▸ **Your goal**: In the records below, find each line containing the word "Holocaust" and copy it.

▸ **Collection entries**:
#####

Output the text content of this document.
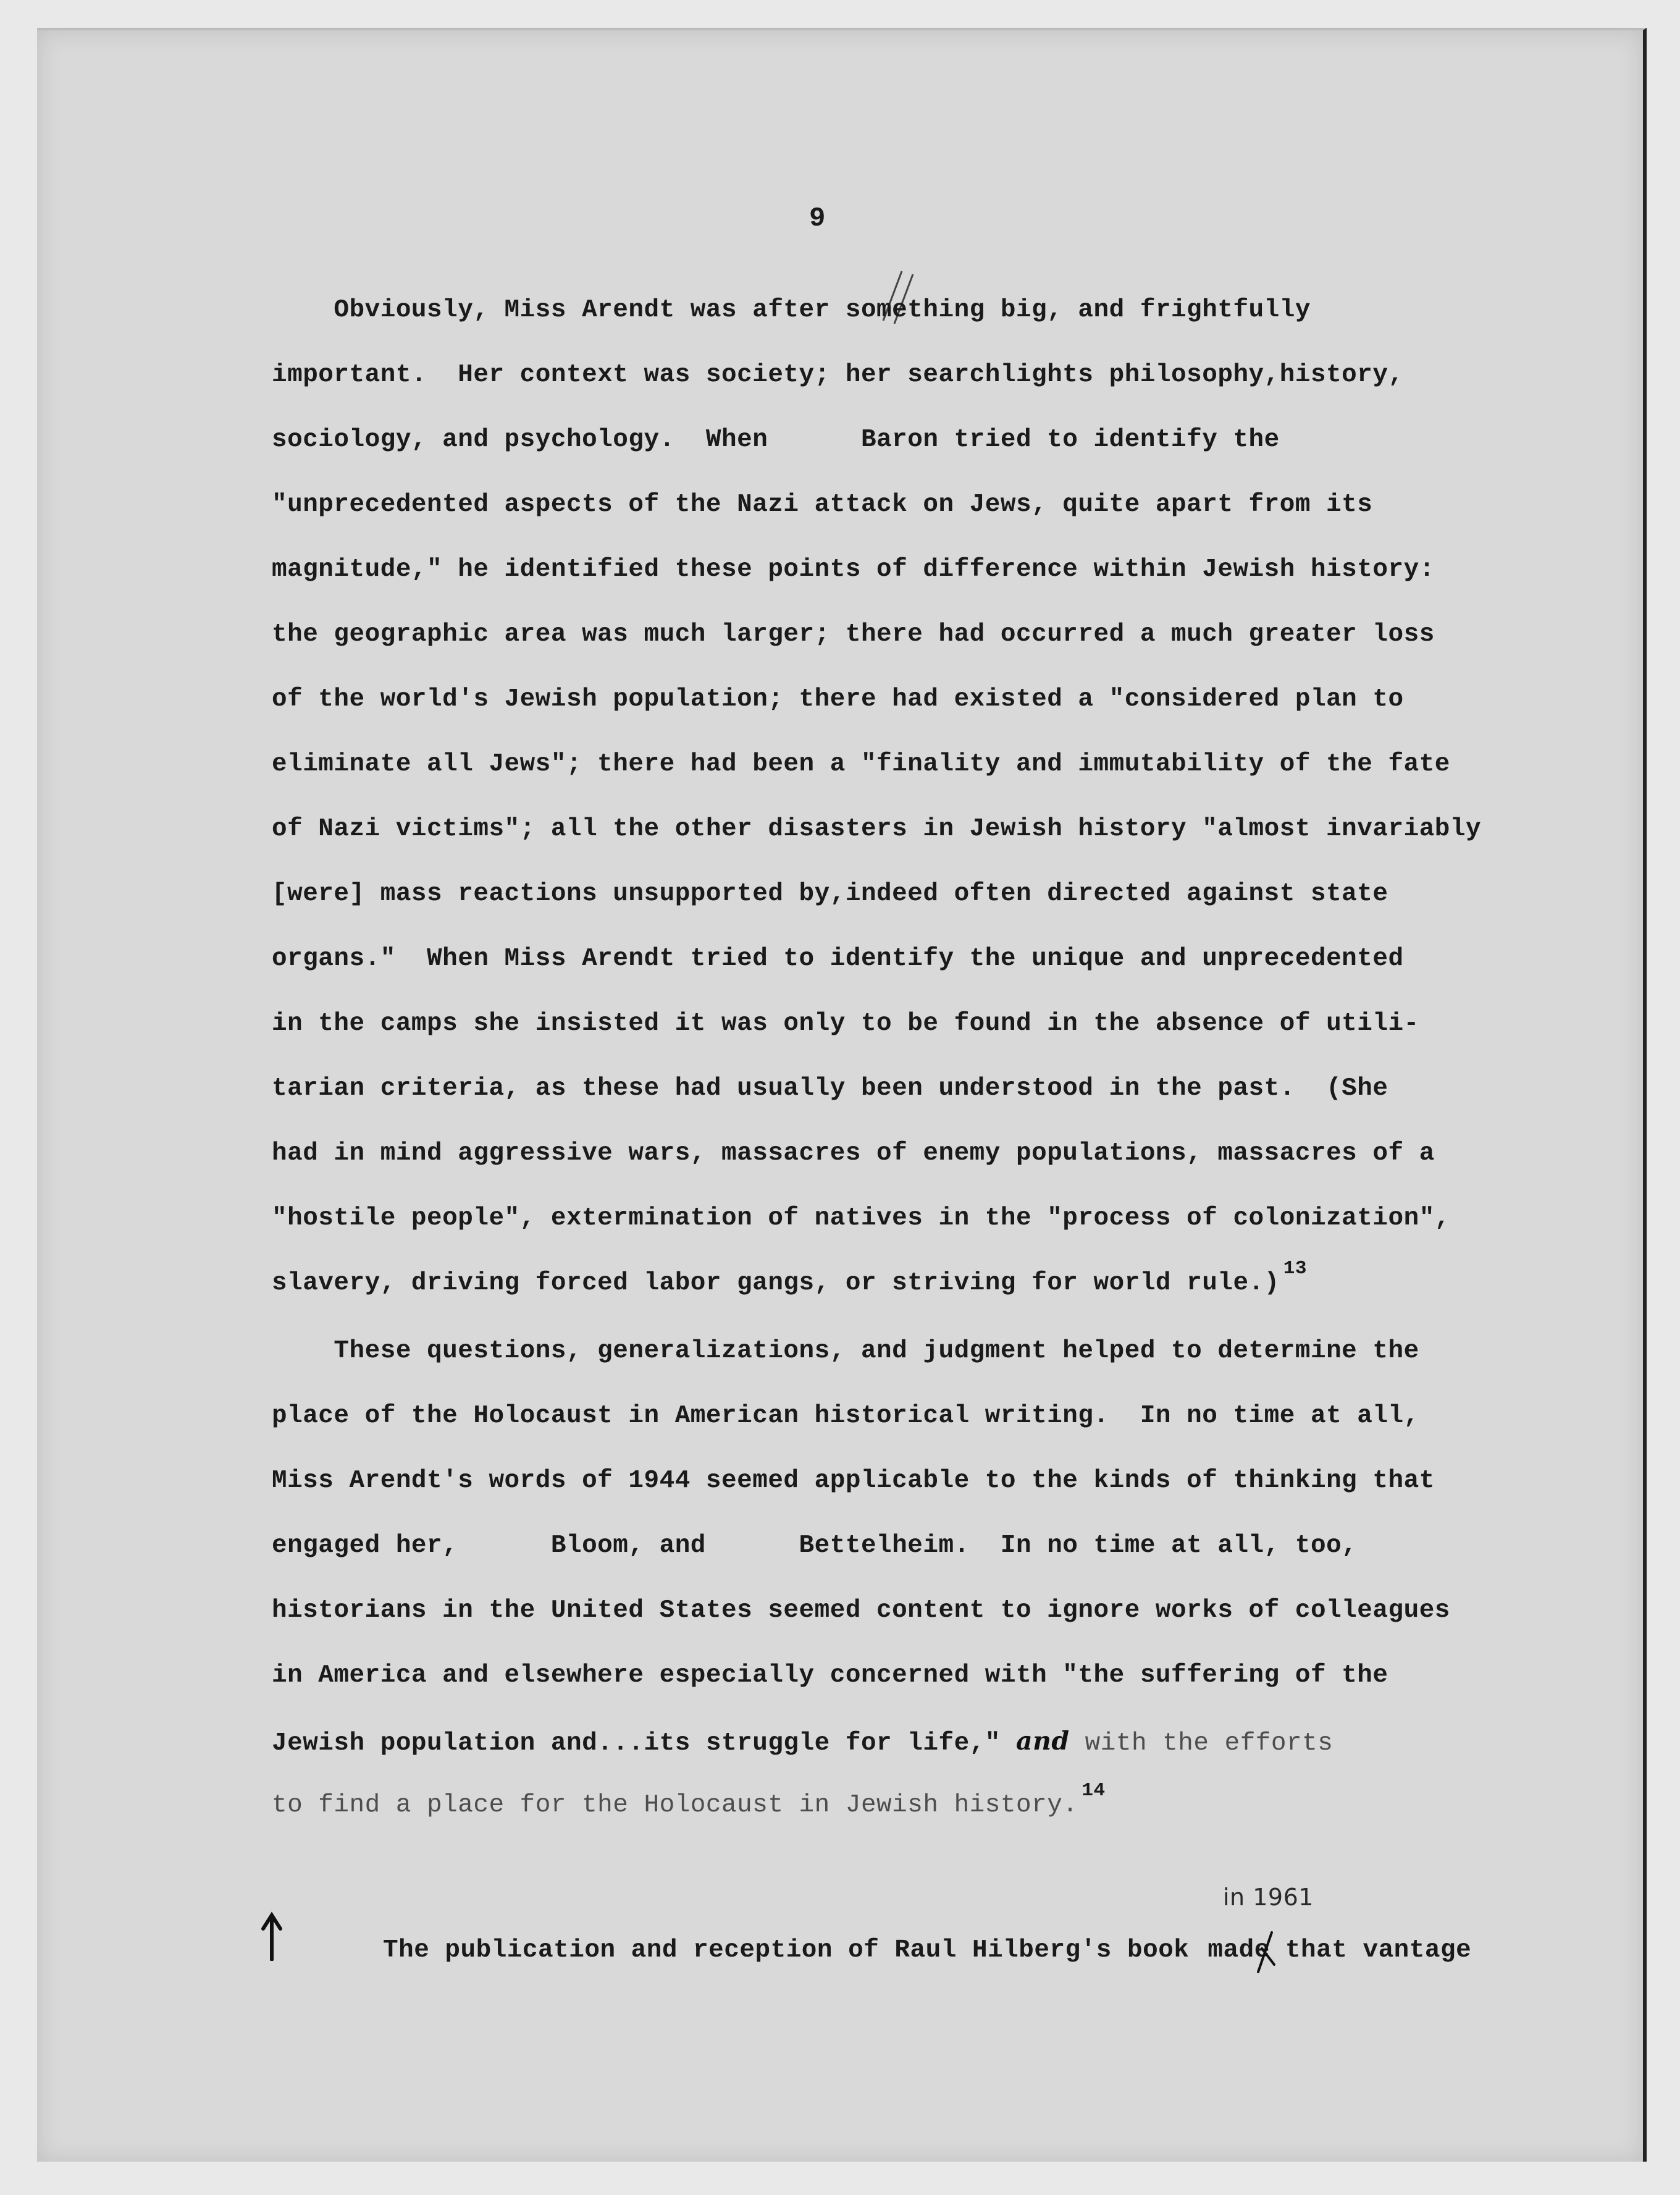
9
Obviously, Miss Arendt was after something big, and frightfully
important.  Her context was society; her searchlights philosophy,history,
sociology, and psychology.  When      Baron tried to identify the
"unprecedented aspects of the Nazi attack on Jews, quite apart from its
magnitude," he identified these points of difference within Jewish history:
the geographic area was much larger; there had occurred a much greater loss
of the world's Jewish population; there had existed a "considered plan to
eliminate all Jews"; there had been a "finality and immutability of the fate
of Nazi victims"; all the other disasters in Jewish history "almost invariably
[were] mass reactions unsupported by,indeed often directed against state
organs."  When Miss Arendt tried to identify the unique and unprecedented
in the camps she insisted it was only to be found in the absence of utili-
tarian criteria, as these had usually been understood in the past.  (She
had in mind aggressive wars, massacres of enemy populations, massacres of a
"hostile people", extermination of natives in the "process of colonization",
slavery, driving forced labor gangs, or striving for world rule.)$^{13}$
These questions, generalizations, and judgment helped to determine the
place of the Holocaust in American historical writing.  In no time at all,
Miss Arendt's words of 1944 seemed applicable to the kinds of thinking that
engaged her,      Bloom, and      Bettelheim.  In no time at all, too,
historians in the United States seemed content to ignore works of colleagues
in America and elsewhere especially concerned with "the suffering of the
Jewish population and...its struggle for life," and with the efforts
to find a place for the Holocaust in Jewish history.$^{14}$
in 1961
The publication and reception of Raul Hilberg's book made that vantage
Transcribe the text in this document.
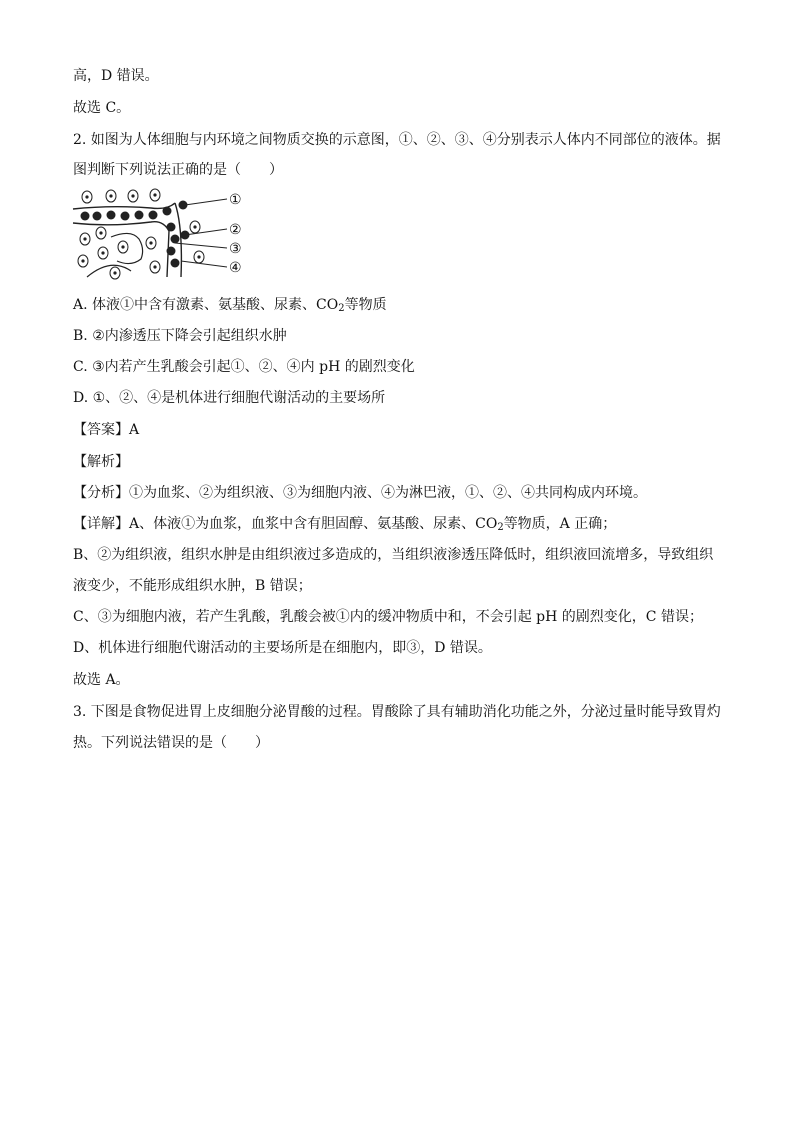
高，D 错误。
故选 C。
2. 如图为人体细胞与内环境之间物质交换的示意图，①、②、③、④分别表示人体内不同部位的液体。据
图判断下列说法正确的是（　　）
①
②
③
④
A. 体液①中含有激素、氨基酸、尿素、$CO_2$等物质
B. ②内渗透压下降会引起组织水肿
C. ③内若产生乳酸会引起①、②、④内 pH 的剧烈变化
D. ①、②、④是机体进行细胞代谢活动的主要场所
【答案】A
【解析】
【分析】①为血浆、②为组织液、③为细胞内液、④为淋巴液，①、②、④共同构成内环境。
【详解】A、体液①为血浆，血浆中含有胆固醇、氨基酸、尿素、$CO_2$等物质，A 正确；
B、②为组织液，组织水肿是由组织液过多造成的，当组织液渗透压降低时，组织液回流增多，导致组织
液变少，不能形成组织水肿，B 错误；
C、③为细胞内液，若产生乳酸，乳酸会被①内的缓冲物质中和，不会引起 pH 的剧烈变化，C 错误；
D、机体进行细胞代谢活动的主要场所是在细胞内，即③，D 错误。
故选 A。
3. 下图是食物促进胃上皮细胞分泌胃酸的过程。胃酸除了具有辅助消化功能之外，分泌过量时能导致胃灼
热。下列说法错误的是（　　）
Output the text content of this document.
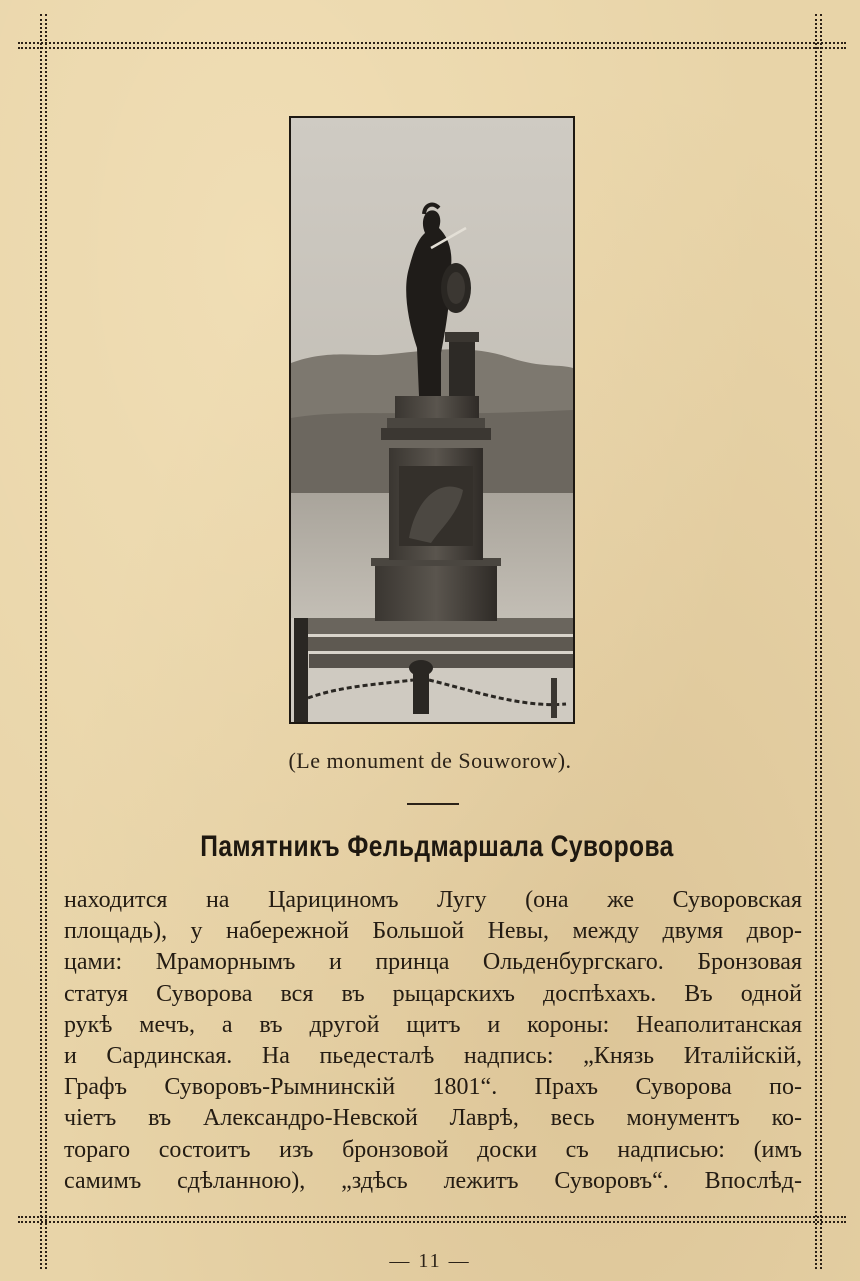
(Le monument de Souworow).
Памятникъ Фельдмаршала Суворова
находится на Царициномъ Лугу (она же Суворовская
площадь), у набережной Большой Невы, между двумя двор-
цами: Мраморнымъ и принца Ольденбургскаго. Бронзовая
статуя Суворова вся въ рыцарскихъ доспѣхахъ. Въ одной
рукѣ мечъ, а въ другой щитъ и короны: Неаполитанская
и Сардинская. На пьедесталѣ надпись: „Князь Италійскій,
Графъ Суворовъ-Рымнинскій 1801“. Прахъ Суворова по-
чіетъ въ Александро-Невской Лаврѣ, весь монументъ ко-
тораго состоитъ изъ бронзовой доски съ надписью: (имъ
самимъ сдѣланною), „здѣсь лежитъ Суворовъ“. Впослѣд-
— 11 —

#####

▸ **Final answer**:
place of the Holocaust in American historical writing.  In no time at all,
to find a place for the Holocaust in Jewish history.$^{14}$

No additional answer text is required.